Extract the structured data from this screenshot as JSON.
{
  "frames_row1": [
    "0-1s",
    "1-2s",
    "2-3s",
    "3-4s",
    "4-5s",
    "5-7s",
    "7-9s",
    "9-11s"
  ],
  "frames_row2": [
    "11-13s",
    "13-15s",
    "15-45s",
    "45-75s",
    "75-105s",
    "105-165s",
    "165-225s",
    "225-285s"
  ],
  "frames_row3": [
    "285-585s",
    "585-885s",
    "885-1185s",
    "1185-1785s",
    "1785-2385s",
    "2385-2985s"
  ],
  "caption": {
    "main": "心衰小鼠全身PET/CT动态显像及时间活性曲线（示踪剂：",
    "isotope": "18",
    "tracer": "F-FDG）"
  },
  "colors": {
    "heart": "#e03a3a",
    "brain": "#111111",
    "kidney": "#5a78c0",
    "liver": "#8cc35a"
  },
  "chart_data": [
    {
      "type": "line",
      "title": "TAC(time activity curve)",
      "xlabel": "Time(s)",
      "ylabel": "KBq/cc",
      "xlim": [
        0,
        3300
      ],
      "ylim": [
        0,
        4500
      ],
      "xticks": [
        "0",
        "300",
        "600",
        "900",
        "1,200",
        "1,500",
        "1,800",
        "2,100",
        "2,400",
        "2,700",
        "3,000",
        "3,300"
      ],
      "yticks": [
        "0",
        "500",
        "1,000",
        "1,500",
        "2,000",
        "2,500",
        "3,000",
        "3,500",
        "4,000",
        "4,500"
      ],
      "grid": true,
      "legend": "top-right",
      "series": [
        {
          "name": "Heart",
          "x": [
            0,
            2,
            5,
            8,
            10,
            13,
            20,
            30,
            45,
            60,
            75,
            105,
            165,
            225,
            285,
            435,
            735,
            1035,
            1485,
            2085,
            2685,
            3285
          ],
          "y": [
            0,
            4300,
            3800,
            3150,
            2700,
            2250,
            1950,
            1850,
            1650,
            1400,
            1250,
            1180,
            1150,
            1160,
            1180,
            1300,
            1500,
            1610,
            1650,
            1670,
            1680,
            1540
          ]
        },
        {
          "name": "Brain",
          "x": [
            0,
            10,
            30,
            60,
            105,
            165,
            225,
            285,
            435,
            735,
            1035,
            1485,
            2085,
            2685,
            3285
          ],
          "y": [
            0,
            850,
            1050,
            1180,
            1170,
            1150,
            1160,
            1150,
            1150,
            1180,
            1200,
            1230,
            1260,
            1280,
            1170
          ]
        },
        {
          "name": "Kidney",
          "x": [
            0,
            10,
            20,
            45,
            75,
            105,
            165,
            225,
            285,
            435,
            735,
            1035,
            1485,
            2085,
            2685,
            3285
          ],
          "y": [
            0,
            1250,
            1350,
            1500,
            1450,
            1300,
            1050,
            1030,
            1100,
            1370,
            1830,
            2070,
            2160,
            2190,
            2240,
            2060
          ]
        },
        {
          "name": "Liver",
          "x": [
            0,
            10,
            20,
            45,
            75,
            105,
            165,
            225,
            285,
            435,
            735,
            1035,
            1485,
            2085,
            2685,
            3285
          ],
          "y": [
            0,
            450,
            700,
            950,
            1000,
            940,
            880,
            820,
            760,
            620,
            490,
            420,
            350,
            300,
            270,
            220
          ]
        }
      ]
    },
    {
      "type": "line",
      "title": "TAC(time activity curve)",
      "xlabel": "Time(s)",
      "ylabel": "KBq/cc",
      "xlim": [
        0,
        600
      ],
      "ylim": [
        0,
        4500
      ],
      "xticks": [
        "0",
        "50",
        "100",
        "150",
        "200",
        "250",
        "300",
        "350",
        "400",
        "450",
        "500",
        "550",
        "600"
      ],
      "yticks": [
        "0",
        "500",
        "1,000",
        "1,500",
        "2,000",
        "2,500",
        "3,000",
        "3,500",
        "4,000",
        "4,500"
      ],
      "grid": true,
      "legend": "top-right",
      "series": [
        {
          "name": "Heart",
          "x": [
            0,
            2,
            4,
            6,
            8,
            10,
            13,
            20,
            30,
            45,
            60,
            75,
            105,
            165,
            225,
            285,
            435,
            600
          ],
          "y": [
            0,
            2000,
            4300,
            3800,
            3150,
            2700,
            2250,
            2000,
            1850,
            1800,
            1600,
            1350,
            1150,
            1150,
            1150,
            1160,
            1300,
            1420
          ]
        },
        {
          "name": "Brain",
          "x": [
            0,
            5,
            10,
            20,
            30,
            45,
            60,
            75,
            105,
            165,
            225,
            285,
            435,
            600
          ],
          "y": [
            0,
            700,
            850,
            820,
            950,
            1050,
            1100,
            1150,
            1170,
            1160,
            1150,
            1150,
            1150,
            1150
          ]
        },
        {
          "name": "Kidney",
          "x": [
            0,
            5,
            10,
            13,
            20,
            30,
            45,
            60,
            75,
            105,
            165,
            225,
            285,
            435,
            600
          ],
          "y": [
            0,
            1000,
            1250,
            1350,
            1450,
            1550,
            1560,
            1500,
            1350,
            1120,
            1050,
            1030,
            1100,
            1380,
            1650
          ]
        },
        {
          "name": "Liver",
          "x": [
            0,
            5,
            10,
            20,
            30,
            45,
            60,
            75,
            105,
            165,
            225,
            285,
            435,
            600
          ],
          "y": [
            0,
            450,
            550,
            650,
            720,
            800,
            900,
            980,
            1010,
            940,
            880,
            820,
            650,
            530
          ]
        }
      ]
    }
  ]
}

Stated task – Output an exact copy of each record.

Answer for the task –
Extract the structured data from this screenshot as JSON.
{
  "frames_row1": [
    "0-1s",
    "1-2s",
    "2-3s",
    "3-4s",
    "4-5s",
    "5-7s",
    "7-9s",
    "9-11s"
  ],
  "frames_row2": [
    "11-13s",
    "13-15s",
    "15-45s",
    "45-75s",
    "75-105s",
    "105-165s",
    "165-225s",
    "225-285s"
  ],
  "frames_row3": [
    "285-585s",
    "585-885s",
    "885-1185s",
    "1185-1785s",
    "1785-2385s",
    "2385-2985s"
  ],
  "caption": {
    "main": "心衰小鼠全身PET/CT动态显像及时间活性曲线（示踪剂：",
    "isotope": "18",
    "tracer": "F-FDG）"
  },
  "colors": {
    "heart": "#e03a3a",
    "brain": "#111111",
    "kidney": "#5a78c0",
    "liver": "#8cc35a"
  },
  "chart_data": [
    {
      "type": "line",
      "title": "TAC(time activity curve)",
      "xlabel": "Time(s)",
      "ylabel": "KBq/cc",
      "xlim": [
        0,
        3300
      ],
      "ylim": [
        0,
        4500
      ],
      "xticks": [
        "0",
        "300",
        "600",
        "900",
        "1,200",
        "1,500",
        "1,800",
        "2,100",
        "2,400",
        "2,700",
        "3,000",
        "3,300"
      ],
      "yticks": [
        "0",
        "500",
        "1,000",
        "1,500",
        "2,000",
        "2,500",
        "3,000",
        "3,500",
        "4,000",
        "4,500"
      ],
      "grid": true,
      "legend": "top-right",
      "series": [
        {
          "name": "Heart",
          "x": [
            0,
            2,
            5,
            8,
            10,
            13,
            20,
            30,
            45,
            60,
            75,
            105,
            165,
            225,
            285,
            435,
            735,
            1035,
            1485,
            2085,
            2685,
            3285
          ],
          "y": [
            0,
            4300,
            3800,
            3150,
            2700,
            2250,
            1950,
            1850,
            1650,
            1400,
            1250,
            1180,
            1150,
            1160,
            1180,
            1300,
            1500,
            1610,
            1650,
            1670,
            1680,
            1540
          ]
        },
        {
          "name": "Brain",
          "x": [
            0,
            10,
            30,
            60,
            105,
            165,
            225,
            285,
            435,
            735,
            1035,
            1485,
            2085,
            2685,
            3285
          ],
          "y": [
            0,
            850,
            1050,
            1180,
            1170,
            1150,
            1160,
            1150,
            1150,
            1180,
            1200,
            1230,
            1260,
            1280,
            1170
          ]
        },
        {
          "name": "Kidney",
          "x": [
            0,
            10,
            20,
            45,
            75,
            105,
            165,
            225,
            285,
            435,
            735,
            1035,
            1485,
            2085,
            2685,
            3285
          ],
          "y": [
            0,
            1250,
            1350,
            1500,
            1450,
            1300,
            1050,
            1030,
            1100,
            1370,
            1830,
            2070,
            2160,
            2190,
            2240,
            2060
          ]
        },
        {
          "name": "Liver",
          "x": [
            0,
            10,
            20,
            45,
            75,
            105,
            165,
            225,
            285,
            435,
            735,
            1035,
            1485,
            2085,
            2685,
            3285
          ],
          "y": [
            0,
            450,
            700,
            950,
            1000,
            940,
            880,
            820,
            760,
            620,
            490,
            420,
            350,
            300,
            270,
            220
          ]
        }
      ]
    },
    {
      "type": "line",
      "title": "TAC(time activity curve)",
      "xlabel": "Time(s)",
      "ylabel": "KBq/cc",
      "xlim": [
        0,
        600
      ],
      "ylim": [
        0,
        4500
      ],
      "xticks": [
        "0",
        "50",
        "100",
        "150",
        "200",
        "250",
        "300",
        "350",
        "400",
        "450",
        "500",
        "550",
        "600"
      ],
      "yticks": [
        "0",
        "500",
        "1,000",
        "1,500",
        "2,000",
        "2,500",
        "3,000",
        "3,500",
        "4,000",
        "4,500"
      ],
      "grid": true,
      "legend": "top-right",
      "series": [
        {
          "name": "Heart",
          "x": [
            0,
            2,
            4,
            6,
            8,
            10,
            13,
            20,
            30,
            45,
            60,
            75,
            105,
            165,
            225,
            285,
            435,
            600
          ],
          "y": [
            0,
            2000,
            4300,
            3800,
            3150,
            2700,
            2250,
            2000,
            1850,
            1800,
            1600,
            1350,
            1150,
            1150,
            1150,
            1160,
            1300,
            1420
          ]
        },
        {
          "name": "Brain",
          "x": [
            0,
            5,
            10,
            20,
            30,
            45,
            60,
            75,
            105,
            165,
            225,
            285,
            435,
            600
          ],
          "y": [
            0,
            700,
            850,
            820,
            950,
            1050,
            1100,
            1150,
            1170,
            1160,
            1150,
            1150,
            1150,
            1150
          ]
        },
        {
          "name": "Kidney",
          "x": [
            0,
            5,
            10,
            13,
            20,
            30,
            45,
            60,
            75,
            105,
            165,
            225,
            285,
            435,
            600
          ],
          "y": [
            0,
            1000,
            1250,
            1350,
            1450,
            1550,
            1560,
            1500,
            1350,
            1120,
            1050,
            1030,
            1100,
            1380,
            1650
          ]
        },
        {
          "name": "Liver",
          "x": [
            0,
            5,
            10,
            20,
            30,
            45,
            60,
            75,
            105,
            165,
            225,
            285,
            435,
            600
          ],
          "y": [
            0,
            450,
            550,
            650,
            720,
            800,
            900,
            980,
            1010,
            940,
            880,
            820,
            650,
            530
          ]
        }
      ]
    }
  ]
}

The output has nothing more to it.